What to produce = Copy every line in which the string "daughter" occurs.

....................

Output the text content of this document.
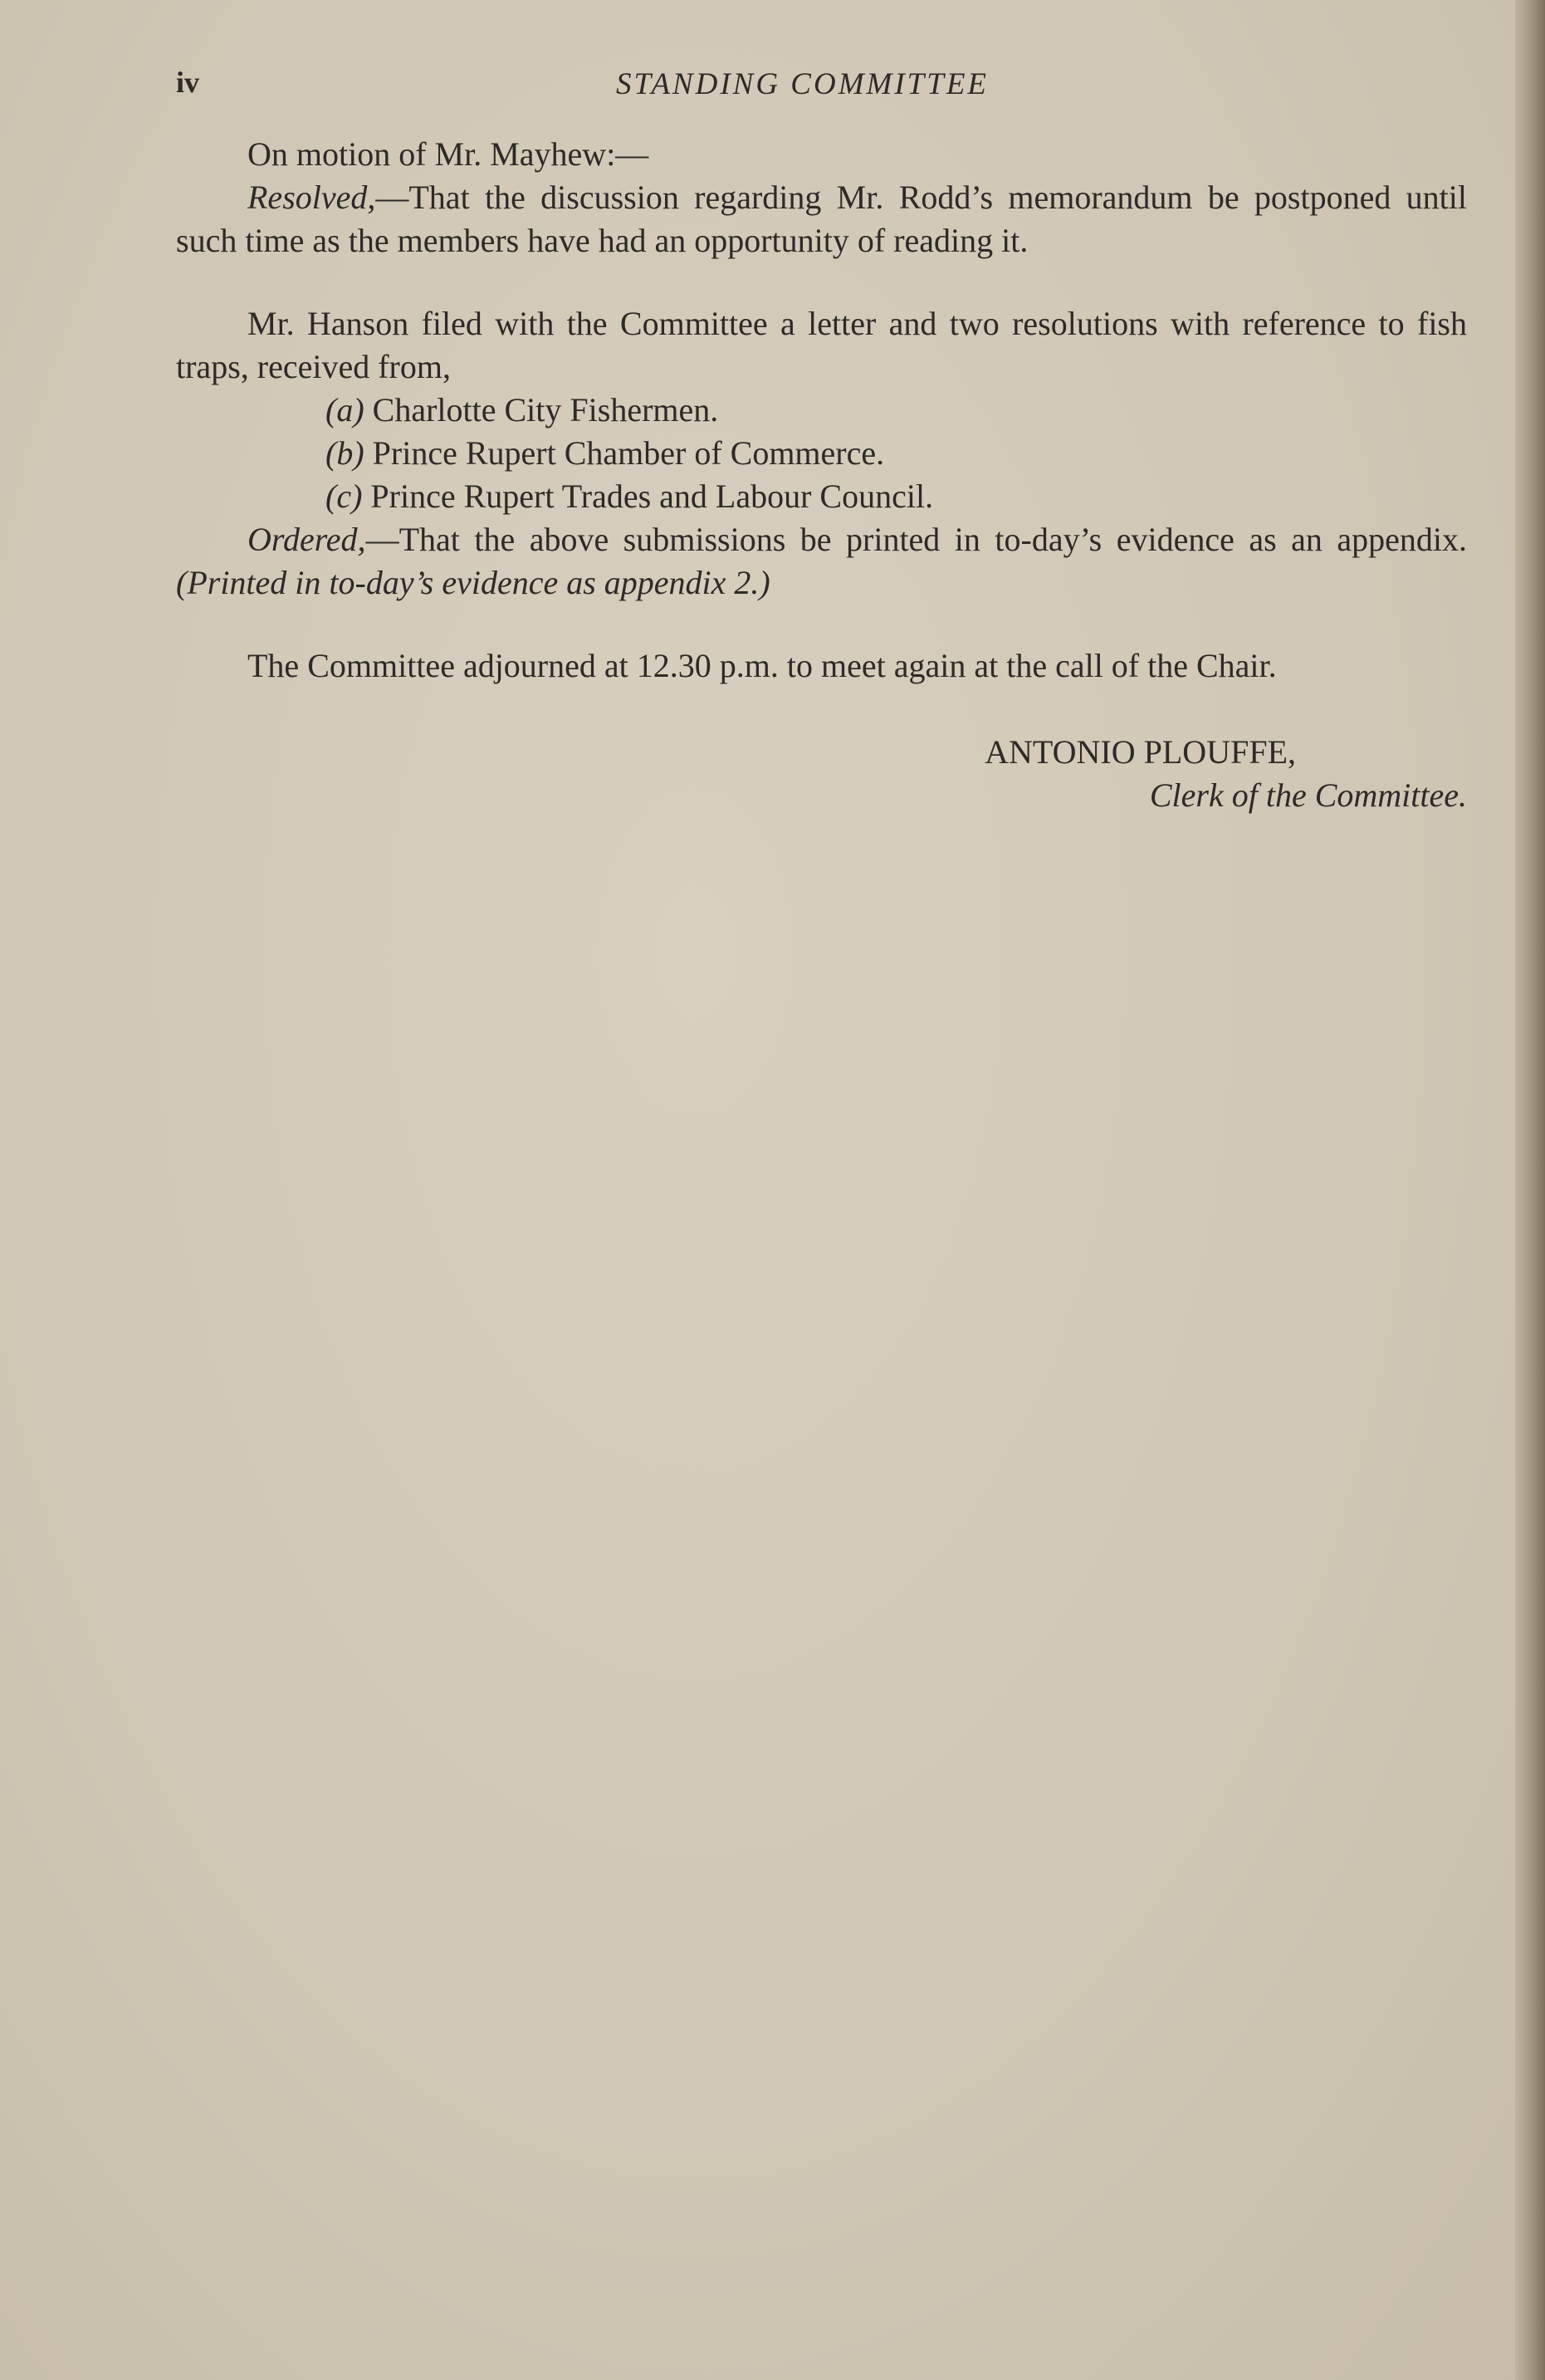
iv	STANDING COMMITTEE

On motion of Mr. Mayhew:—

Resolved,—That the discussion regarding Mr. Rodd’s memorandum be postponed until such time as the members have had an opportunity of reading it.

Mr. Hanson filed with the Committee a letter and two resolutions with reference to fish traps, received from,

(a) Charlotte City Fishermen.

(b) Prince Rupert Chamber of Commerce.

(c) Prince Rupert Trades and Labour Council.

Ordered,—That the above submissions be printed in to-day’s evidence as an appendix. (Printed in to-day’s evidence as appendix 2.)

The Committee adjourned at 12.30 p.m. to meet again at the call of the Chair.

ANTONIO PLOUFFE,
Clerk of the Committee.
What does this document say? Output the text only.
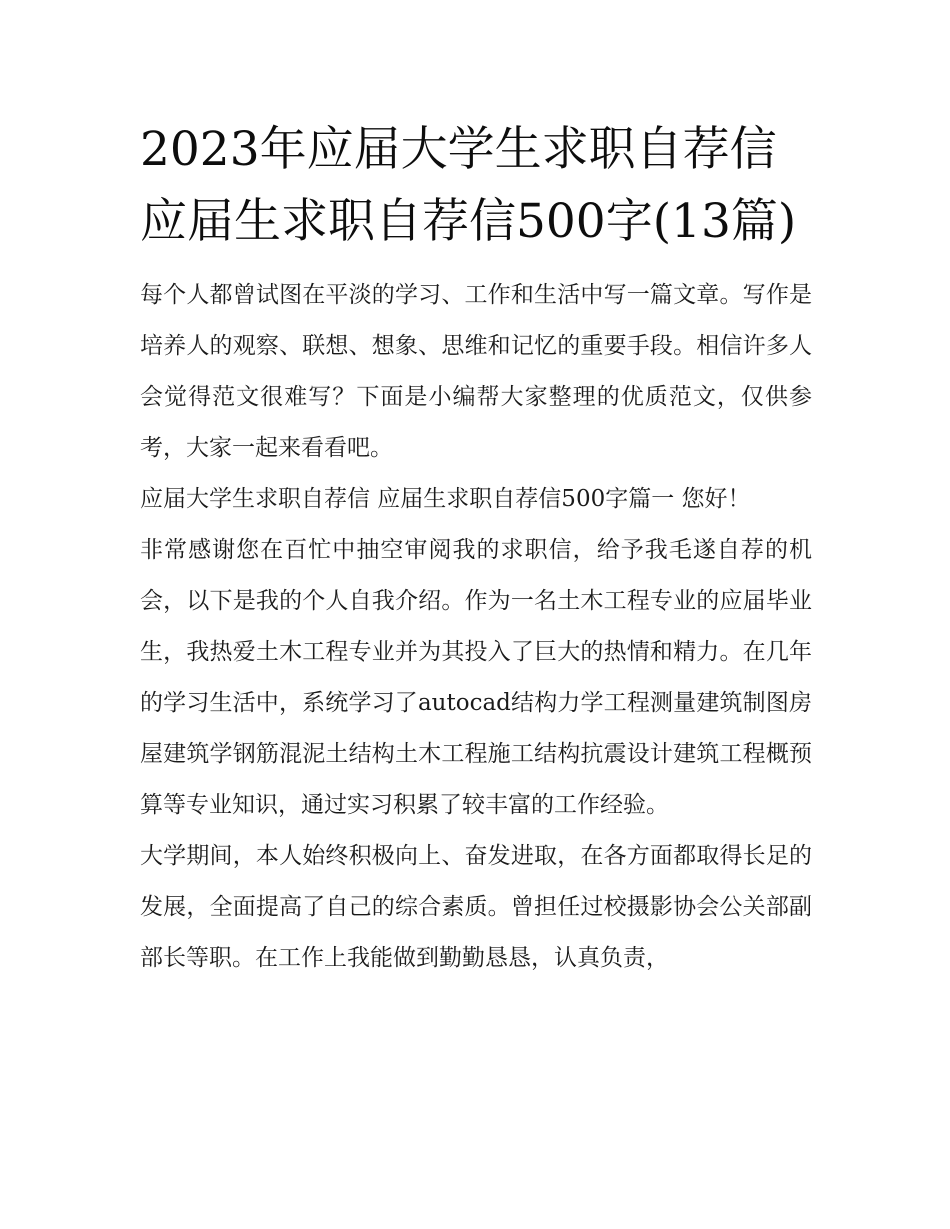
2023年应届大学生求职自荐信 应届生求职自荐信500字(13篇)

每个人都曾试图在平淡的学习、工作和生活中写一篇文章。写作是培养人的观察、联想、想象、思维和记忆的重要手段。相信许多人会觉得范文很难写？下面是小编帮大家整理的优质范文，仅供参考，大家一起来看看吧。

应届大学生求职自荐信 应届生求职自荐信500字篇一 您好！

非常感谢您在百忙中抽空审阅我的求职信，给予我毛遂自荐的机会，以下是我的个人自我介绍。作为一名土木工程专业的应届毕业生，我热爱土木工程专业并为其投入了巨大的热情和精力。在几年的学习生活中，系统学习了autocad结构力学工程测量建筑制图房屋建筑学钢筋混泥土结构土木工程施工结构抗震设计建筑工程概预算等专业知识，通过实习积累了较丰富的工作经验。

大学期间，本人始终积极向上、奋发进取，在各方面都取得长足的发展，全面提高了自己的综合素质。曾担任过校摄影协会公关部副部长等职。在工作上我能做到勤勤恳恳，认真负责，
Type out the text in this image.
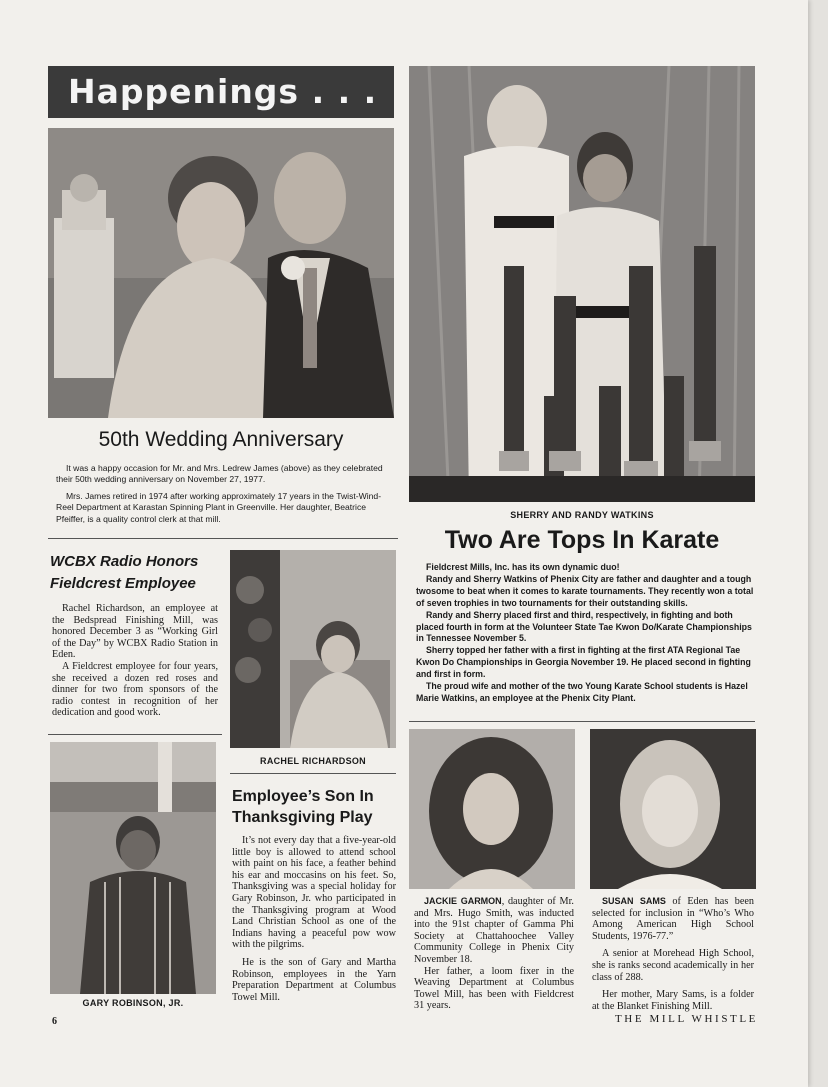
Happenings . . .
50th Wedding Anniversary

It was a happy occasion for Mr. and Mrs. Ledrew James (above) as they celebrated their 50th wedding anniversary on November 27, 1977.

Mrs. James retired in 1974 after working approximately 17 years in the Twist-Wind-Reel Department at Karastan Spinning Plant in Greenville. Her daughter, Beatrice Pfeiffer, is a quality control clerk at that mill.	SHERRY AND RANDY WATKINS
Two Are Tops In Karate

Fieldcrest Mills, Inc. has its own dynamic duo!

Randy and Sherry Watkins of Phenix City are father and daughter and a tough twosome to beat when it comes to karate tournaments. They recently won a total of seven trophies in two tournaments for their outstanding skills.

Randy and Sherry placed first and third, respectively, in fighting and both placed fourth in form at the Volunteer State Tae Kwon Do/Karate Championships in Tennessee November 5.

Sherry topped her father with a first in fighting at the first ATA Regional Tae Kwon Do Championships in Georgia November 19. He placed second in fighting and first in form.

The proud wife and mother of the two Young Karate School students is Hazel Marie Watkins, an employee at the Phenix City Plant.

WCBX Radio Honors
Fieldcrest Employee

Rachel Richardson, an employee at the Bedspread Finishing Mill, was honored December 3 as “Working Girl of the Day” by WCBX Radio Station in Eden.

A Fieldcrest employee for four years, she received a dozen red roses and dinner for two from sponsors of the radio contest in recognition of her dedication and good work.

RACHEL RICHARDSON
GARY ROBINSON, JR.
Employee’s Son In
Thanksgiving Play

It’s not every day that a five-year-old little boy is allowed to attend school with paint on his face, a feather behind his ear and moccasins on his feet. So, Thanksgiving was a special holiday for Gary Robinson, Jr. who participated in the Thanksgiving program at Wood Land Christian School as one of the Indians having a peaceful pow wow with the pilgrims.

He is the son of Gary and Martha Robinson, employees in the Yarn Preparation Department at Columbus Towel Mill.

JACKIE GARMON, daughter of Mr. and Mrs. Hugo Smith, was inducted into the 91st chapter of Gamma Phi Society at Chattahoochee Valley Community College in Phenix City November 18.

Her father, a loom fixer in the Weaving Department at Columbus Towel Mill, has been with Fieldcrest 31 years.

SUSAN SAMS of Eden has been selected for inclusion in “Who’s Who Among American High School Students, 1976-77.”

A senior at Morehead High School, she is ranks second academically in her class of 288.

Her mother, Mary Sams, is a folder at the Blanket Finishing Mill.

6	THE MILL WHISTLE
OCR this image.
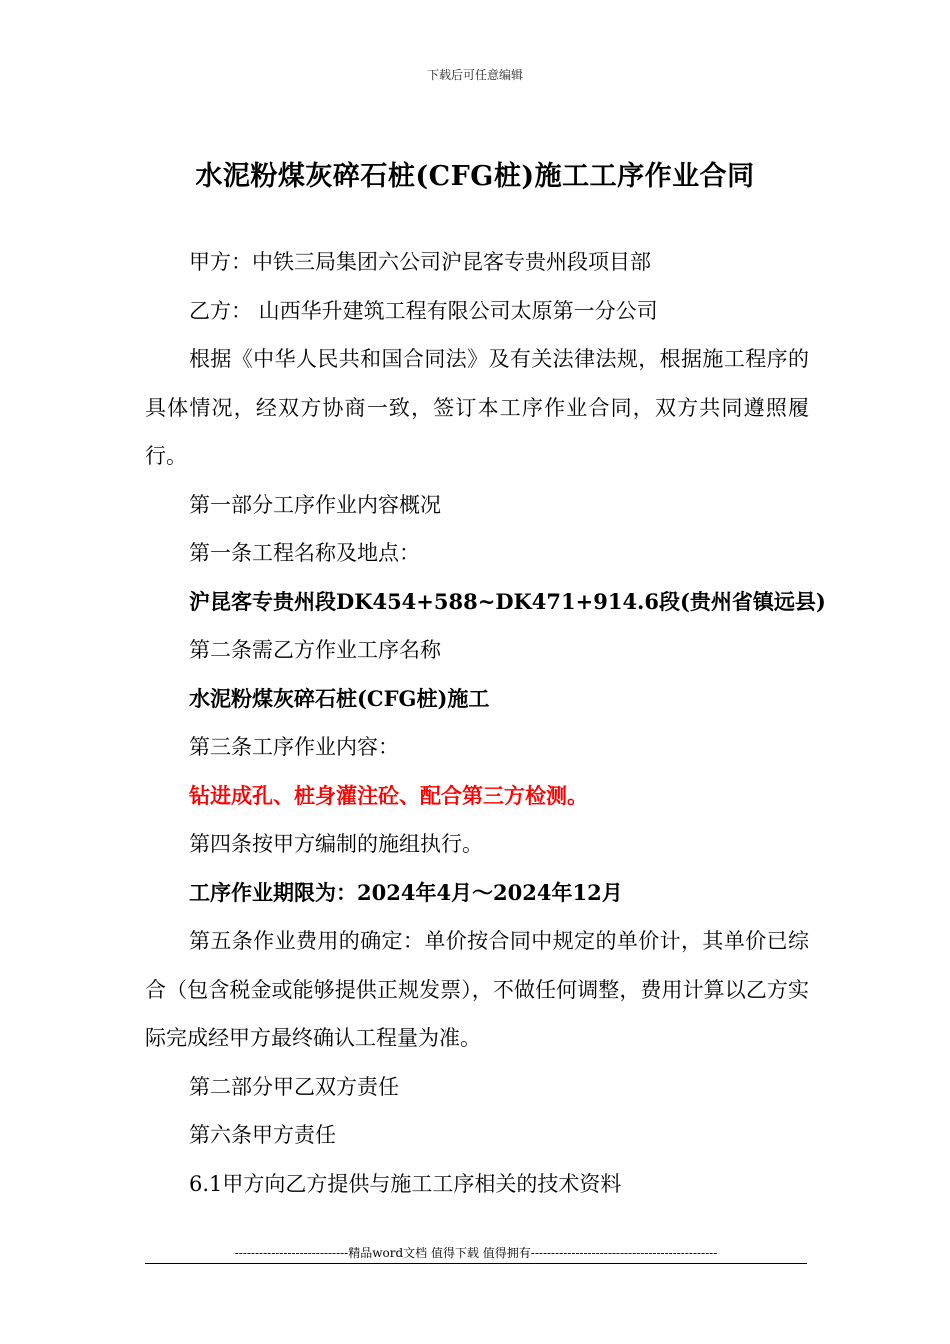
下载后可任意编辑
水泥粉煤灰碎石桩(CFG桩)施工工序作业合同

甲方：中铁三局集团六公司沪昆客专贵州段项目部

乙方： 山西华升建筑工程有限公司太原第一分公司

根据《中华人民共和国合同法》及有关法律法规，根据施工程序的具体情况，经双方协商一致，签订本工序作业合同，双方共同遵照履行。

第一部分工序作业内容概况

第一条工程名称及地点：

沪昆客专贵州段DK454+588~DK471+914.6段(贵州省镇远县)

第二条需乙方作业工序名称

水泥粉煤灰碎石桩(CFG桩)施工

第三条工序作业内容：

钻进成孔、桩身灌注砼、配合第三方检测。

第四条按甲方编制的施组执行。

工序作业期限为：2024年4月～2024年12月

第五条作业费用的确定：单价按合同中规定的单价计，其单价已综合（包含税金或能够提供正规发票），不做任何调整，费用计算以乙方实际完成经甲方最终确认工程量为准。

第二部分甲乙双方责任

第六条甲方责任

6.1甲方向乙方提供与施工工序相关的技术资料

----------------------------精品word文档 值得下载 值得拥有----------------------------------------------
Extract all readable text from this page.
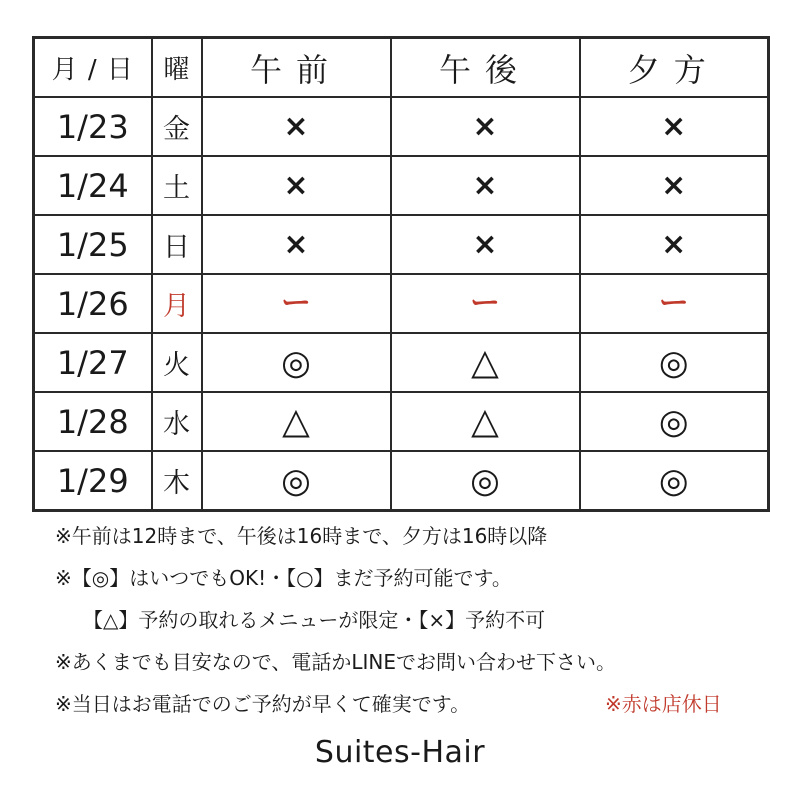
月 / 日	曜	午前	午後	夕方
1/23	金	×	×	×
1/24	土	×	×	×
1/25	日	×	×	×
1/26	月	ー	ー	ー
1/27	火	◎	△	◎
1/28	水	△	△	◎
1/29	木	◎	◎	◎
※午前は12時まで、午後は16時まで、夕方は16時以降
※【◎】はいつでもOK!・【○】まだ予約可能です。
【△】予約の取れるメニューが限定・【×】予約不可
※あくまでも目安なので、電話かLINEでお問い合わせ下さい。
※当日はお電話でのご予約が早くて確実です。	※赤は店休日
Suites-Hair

....................

Solution to the problem =
Mrs. James retired in 1974 after working approximately 17 years in the Twist-Wind-Reel Department at Karastan Spinning Plant in Greenville. Her daughter, Beatrice Pfeiffer, is a quality control clerk at that mill.	SHERRY AND RANDY WATKINS
Randy and Sherry Watkins of Phenix City are father and daughter and a tough twosome to beat when it comes to karate tournaments. They recently won a total of seven trophies in two tournaments for their outstanding skills.
JACKIE GARMON, daughter of Mr. and Mrs. Hugo Smith, was inducted into the 91st chapter of Gamma Phi Society at Chattahoochee Valley Community College in Phenix City November 18.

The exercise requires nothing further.